* START Records *

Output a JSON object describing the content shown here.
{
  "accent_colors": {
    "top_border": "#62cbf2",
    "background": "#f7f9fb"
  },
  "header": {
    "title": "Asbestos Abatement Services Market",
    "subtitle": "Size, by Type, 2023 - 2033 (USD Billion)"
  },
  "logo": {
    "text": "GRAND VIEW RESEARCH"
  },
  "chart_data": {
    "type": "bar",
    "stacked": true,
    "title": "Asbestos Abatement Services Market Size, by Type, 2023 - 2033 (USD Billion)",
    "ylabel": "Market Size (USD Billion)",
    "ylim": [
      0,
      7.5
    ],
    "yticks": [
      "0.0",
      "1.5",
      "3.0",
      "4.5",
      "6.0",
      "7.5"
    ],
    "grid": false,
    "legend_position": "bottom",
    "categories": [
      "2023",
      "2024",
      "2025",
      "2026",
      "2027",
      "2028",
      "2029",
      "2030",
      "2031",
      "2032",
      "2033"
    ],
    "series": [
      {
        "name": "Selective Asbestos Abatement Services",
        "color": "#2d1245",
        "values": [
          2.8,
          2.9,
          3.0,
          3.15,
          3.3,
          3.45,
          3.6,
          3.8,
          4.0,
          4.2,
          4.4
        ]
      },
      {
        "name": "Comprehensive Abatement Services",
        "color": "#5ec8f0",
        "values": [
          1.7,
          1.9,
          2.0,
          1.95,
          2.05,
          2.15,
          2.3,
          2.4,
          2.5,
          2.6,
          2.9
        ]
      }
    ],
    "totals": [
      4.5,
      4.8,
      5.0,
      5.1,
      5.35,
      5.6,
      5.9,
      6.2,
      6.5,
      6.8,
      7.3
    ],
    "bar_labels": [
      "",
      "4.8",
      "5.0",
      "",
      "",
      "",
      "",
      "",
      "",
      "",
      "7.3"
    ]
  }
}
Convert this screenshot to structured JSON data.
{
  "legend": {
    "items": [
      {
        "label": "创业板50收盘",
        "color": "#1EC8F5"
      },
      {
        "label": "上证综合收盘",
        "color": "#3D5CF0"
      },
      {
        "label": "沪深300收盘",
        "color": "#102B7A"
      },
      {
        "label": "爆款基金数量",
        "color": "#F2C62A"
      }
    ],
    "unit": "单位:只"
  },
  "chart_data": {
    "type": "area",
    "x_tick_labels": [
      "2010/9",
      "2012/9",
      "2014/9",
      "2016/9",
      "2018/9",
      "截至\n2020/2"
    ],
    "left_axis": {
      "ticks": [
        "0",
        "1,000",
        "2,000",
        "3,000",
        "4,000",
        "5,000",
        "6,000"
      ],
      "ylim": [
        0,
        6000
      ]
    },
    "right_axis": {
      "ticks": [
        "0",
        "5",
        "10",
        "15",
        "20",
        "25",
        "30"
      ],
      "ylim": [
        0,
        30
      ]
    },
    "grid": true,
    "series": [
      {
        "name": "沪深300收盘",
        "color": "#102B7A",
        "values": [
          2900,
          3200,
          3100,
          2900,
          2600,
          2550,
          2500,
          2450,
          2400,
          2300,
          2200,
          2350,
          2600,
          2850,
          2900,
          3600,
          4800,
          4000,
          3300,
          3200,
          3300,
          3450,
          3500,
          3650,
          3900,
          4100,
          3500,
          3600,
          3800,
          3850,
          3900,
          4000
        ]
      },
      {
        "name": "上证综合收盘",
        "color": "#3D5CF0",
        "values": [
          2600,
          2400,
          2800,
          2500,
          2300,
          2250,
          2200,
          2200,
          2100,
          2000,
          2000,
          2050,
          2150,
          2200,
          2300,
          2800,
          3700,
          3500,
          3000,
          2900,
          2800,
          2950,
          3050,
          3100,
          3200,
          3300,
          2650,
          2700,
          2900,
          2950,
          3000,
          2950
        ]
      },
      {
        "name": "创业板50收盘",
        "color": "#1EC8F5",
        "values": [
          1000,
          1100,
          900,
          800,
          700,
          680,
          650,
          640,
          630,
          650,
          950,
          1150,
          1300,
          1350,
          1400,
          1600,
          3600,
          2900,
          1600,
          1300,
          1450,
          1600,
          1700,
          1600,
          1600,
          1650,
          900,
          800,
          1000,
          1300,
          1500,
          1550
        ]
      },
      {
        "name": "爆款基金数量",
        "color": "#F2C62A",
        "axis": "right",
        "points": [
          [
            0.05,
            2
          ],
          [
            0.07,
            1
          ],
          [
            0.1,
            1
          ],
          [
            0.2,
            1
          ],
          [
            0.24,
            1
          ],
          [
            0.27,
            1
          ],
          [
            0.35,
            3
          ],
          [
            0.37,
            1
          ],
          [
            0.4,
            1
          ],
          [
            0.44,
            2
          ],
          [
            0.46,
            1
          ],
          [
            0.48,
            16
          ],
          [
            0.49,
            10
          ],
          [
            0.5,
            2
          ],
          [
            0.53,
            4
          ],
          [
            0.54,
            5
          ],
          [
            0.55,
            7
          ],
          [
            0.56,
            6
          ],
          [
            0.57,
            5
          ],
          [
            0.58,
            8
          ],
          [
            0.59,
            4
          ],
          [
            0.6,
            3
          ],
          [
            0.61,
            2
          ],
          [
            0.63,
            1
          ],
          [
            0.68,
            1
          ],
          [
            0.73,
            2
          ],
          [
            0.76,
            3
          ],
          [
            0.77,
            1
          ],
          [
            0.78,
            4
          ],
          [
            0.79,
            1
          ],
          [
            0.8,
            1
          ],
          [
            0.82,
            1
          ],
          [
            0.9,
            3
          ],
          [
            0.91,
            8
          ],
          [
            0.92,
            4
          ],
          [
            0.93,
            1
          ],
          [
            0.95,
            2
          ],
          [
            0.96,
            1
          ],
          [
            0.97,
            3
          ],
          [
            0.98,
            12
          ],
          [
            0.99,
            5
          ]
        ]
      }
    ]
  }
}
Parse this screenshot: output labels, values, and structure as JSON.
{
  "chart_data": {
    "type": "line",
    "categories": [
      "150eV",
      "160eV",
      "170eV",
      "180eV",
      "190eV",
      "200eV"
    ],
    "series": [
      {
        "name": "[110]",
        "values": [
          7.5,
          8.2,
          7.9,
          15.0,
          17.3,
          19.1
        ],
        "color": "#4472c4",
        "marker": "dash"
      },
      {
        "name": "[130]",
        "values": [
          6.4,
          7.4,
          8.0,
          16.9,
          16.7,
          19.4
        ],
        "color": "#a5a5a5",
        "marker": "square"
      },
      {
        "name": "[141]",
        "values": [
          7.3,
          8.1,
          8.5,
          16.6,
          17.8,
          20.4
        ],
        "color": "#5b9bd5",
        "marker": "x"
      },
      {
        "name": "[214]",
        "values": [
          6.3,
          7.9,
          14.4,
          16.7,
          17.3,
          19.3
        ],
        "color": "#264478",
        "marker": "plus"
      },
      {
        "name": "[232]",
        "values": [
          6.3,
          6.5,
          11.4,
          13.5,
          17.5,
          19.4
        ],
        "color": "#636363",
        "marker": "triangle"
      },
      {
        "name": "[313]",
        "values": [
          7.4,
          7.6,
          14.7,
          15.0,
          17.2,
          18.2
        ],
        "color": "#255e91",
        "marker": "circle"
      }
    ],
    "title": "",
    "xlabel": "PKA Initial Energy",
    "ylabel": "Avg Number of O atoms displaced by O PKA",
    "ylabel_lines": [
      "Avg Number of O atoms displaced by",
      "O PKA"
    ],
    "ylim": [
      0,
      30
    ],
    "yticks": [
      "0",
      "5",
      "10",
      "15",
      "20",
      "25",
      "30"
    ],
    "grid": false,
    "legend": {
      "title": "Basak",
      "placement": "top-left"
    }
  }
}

* END Records *

The data above must be returned in full, exactly as written.

• _Solution for this exercise_:
Output a JSON object describing the content shown here.
{
  "accent_colors": {
    "top_border": "#62cbf2",
    "background": "#f7f9fb"
  },
  "header": {
    "title": "Asbestos Abatement Services Market",
    "subtitle": "Size, by Type, 2023 - 2033 (USD Billion)"
  },
  "logo": {
    "text": "GRAND VIEW RESEARCH"
  },
  "chart_data": {
    "type": "bar",
    "stacked": true,
    "title": "Asbestos Abatement Services Market Size, by Type, 2023 - 2033 (USD Billion)",
    "ylabel": "Market Size (USD Billion)",
    "ylim": [
      0,
      7.5
    ],
    "yticks": [
      "0.0",
      "1.5",
      "3.0",
      "4.5",
      "6.0",
      "7.5"
    ],
    "grid": false,
    "legend_position": "bottom",
    "categories": [
      "2023",
      "2024",
      "2025",
      "2026",
      "2027",
      "2028",
      "2029",
      "2030",
      "2031",
      "2032",
      "2033"
    ],
    "series": [
      {
        "name": "Selective Asbestos Abatement Services",
        "color": "#2d1245",
        "values": [
          2.8,
          2.9,
          3.0,
          3.15,
          3.3,
          3.45,
          3.6,
          3.8,
          4.0,
          4.2,
          4.4
        ]
      },
      {
        "name": "Comprehensive Abatement Services",
        "color": "#5ec8f0",
        "values": [
          1.7,
          1.9,
          2.0,
          1.95,
          2.05,
          2.15,
          2.3,
          2.4,
          2.5,
          2.6,
          2.9
        ]
      }
    ],
    "totals": [
      4.5,
      4.8,
      5.0,
      5.1,
      5.35,
      5.6,
      5.9,
      6.2,
      6.5,
      6.8,
      7.3
    ],
    "bar_labels": [
      "",
      "4.8",
      "5.0",
      "",
      "",
      "",
      "",
      "",
      "",
      "",
      "7.3"
    ]
  }
}
Convert this screenshot to structured JSON data.
{
  "legend": {
    "items": [
      {
        "label": "创业板50收盘",
        "color": "#1EC8F5"
      },
      {
        "label": "上证综合收盘",
        "color": "#3D5CF0"
      },
      {
        "label": "沪深300收盘",
        "color": "#102B7A"
      },
      {
        "label": "爆款基金数量",
        "color": "#F2C62A"
      }
    ],
    "unit": "单位:只"
  },
  "chart_data": {
    "type": "area",
    "x_tick_labels": [
      "2010/9",
      "2012/9",
      "2014/9",
      "2016/9",
      "2018/9",
      "截至\n2020/2"
    ],
    "left_axis": {
      "ticks": [
        "0",
        "1,000",
        "2,000",
        "3,000",
        "4,000",
        "5,000",
        "6,000"
      ],
      "ylim": [
        0,
        6000
      ]
    },
    "right_axis": {
      "ticks": [
        "0",
        "5",
        "10",
        "15",
        "20",
        "25",
        "30"
      ],
      "ylim": [
        0,
        30
      ]
    },
    "grid": true,
    "series": [
      {
        "name": "沪深300收盘",
        "color": "#102B7A",
        "values": [
          2900,
          3200,
          3100,
          2900,
          2600,
          2550,
          2500,
          2450,
          2400,
          2300,
          2200,
          2350,
          2600,
          2850,
          2900,
          3600,
          4800,
          4000,
          3300,
          3200,
          3300,
          3450,
          3500,
          3650,
          3900,
          4100,
          3500,
          3600,
          3800,
          3850,
          3900,
          4000
        ]
      },
      {
        "name": "上证综合收盘",
        "color": "#3D5CF0",
        "values": [
          2600,
          2400,
          2800,
          2500,
          2300,
          2250,
          2200,
          2200,
          2100,
          2000,
          2000,
          2050,
          2150,
          2200,
          2300,
          2800,
          3700,
          3500,
          3000,
          2900,
          2800,
          2950,
          3050,
          3100,
          3200,
          3300,
          2650,
          2700,
          2900,
          2950,
          3000,
          2950
        ]
      },
      {
        "name": "创业板50收盘",
        "color": "#1EC8F5",
        "values": [
          1000,
          1100,
          900,
          800,
          700,
          680,
          650,
          640,
          630,
          650,
          950,
          1150,
          1300,
          1350,
          1400,
          1600,
          3600,
          2900,
          1600,
          1300,
          1450,
          1600,
          1700,
          1600,
          1600,
          1650,
          900,
          800,
          1000,
          1300,
          1500,
          1550
        ]
      },
      {
        "name": "爆款基金数量",
        "color": "#F2C62A",
        "axis": "right",
        "points": [
          [
            0.05,
            2
          ],
          [
            0.07,
            1
          ],
          [
            0.1,
            1
          ],
          [
            0.2,
            1
          ],
          [
            0.24,
            1
          ],
          [
            0.27,
            1
          ],
          [
            0.35,
            3
          ],
          [
            0.37,
            1
          ],
          [
            0.4,
            1
          ],
          [
            0.44,
            2
          ],
          [
            0.46,
            1
          ],
          [
            0.48,
            16
          ],
          [
            0.49,
            10
          ],
          [
            0.5,
            2
          ],
          [
            0.53,
            4
          ],
          [
            0.54,
            5
          ],
          [
            0.55,
            7
          ],
          [
            0.56,
            6
          ],
          [
            0.57,
            5
          ],
          [
            0.58,
            8
          ],
          [
            0.59,
            4
          ],
          [
            0.6,
            3
          ],
          [
            0.61,
            2
          ],
          [
            0.63,
            1
          ],
          [
            0.68,
            1
          ],
          [
            0.73,
            2
          ],
          [
            0.76,
            3
          ],
          [
            0.77,
            1
          ],
          [
            0.78,
            4
          ],
          [
            0.79,
            1
          ],
          [
            0.8,
            1
          ],
          [
            0.82,
            1
          ],
          [
            0.9,
            3
          ],
          [
            0.91,
            8
          ],
          [
            0.92,
            4
          ],
          [
            0.93,
            1
          ],
          [
            0.95,
            2
          ],
          [
            0.96,
            1
          ],
          [
            0.97,
            3
          ],
          [
            0.98,
            12
          ],
          [
            0.99,
            5
          ]
        ]
      }
    ]
  }
}
Parse this screenshot: output labels, values, and structure as JSON.
{
  "chart_data": {
    "type": "line",
    "categories": [
      "150eV",
      "160eV",
      "170eV",
      "180eV",
      "190eV",
      "200eV"
    ],
    "series": [
      {
        "name": "[110]",
        "values": [
          7.5,
          8.2,
          7.9,
          15.0,
          17.3,
          19.1
        ],
        "color": "#4472c4",
        "marker": "dash"
      },
      {
        "name": "[130]",
        "values": [
          6.4,
          7.4,
          8.0,
          16.9,
          16.7,
          19.4
        ],
        "color": "#a5a5a5",
        "marker": "square"
      },
      {
        "name": "[141]",
        "values": [
          7.3,
          8.1,
          8.5,
          16.6,
          17.8,
          20.4
        ],
        "color": "#5b9bd5",
        "marker": "x"
      },
      {
        "name": "[214]",
        "values": [
          6.3,
          7.9,
          14.4,
          16.7,
          17.3,
          19.3
        ],
        "color": "#264478",
        "marker": "plus"
      },
      {
        "name": "[232]",
        "values": [
          6.3,
          6.5,
          11.4,
          13.5,
          17.5,
          19.4
        ],
        "color": "#636363",
        "marker": "triangle"
      },
      {
        "name": "[313]",
        "values": [
          7.4,
          7.6,
          14.7,
          15.0,
          17.2,
          18.2
        ],
        "color": "#255e91",
        "marker": "circle"
      }
    ],
    "title": "",
    "xlabel": "PKA Initial Energy",
    "ylabel": "Avg Number of O atoms displaced by O PKA",
    "ylabel_lines": [
      "Avg Number of O atoms displaced by",
      "O PKA"
    ],
    "ylim": [
      0,
      30
    ],
    "yticks": [
      "0",
      "5",
      "10",
      "15",
      "20",
      "25",
      "30"
    ],
    "grid": false,
    "legend": {
      "title": "Basak",
      "placement": "top-left"
    }
  }
}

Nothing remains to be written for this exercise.